_WRITTEN REQUEST:_ Which lines hold the string "virtual"? Copy every one of them.

_DATASET:_
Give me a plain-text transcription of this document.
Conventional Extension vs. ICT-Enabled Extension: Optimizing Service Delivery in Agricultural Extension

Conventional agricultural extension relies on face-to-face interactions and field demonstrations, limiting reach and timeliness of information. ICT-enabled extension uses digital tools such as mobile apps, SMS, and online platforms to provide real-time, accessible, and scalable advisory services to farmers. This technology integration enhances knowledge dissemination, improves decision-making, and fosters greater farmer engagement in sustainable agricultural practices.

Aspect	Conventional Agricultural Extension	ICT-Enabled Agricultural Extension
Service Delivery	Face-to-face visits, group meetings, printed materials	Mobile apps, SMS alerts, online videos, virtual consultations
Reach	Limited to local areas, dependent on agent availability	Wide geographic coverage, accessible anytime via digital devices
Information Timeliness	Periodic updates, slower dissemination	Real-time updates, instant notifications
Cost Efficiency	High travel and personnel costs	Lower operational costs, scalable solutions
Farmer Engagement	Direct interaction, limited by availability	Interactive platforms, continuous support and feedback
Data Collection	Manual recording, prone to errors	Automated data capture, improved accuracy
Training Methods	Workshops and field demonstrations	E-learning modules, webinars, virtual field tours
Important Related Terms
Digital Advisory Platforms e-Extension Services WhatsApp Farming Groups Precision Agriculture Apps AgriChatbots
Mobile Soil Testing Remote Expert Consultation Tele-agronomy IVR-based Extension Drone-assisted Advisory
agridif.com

_RESPONSE FOR THIS EXERCISE:_
Service Delivery	Face-to-face visits, group meetings, printed materials	Mobile apps, SMS alerts, online videos, virtual consultations
Training Methods	Workshops and field demonstrations	E-learning modules, webinars, virtual field tours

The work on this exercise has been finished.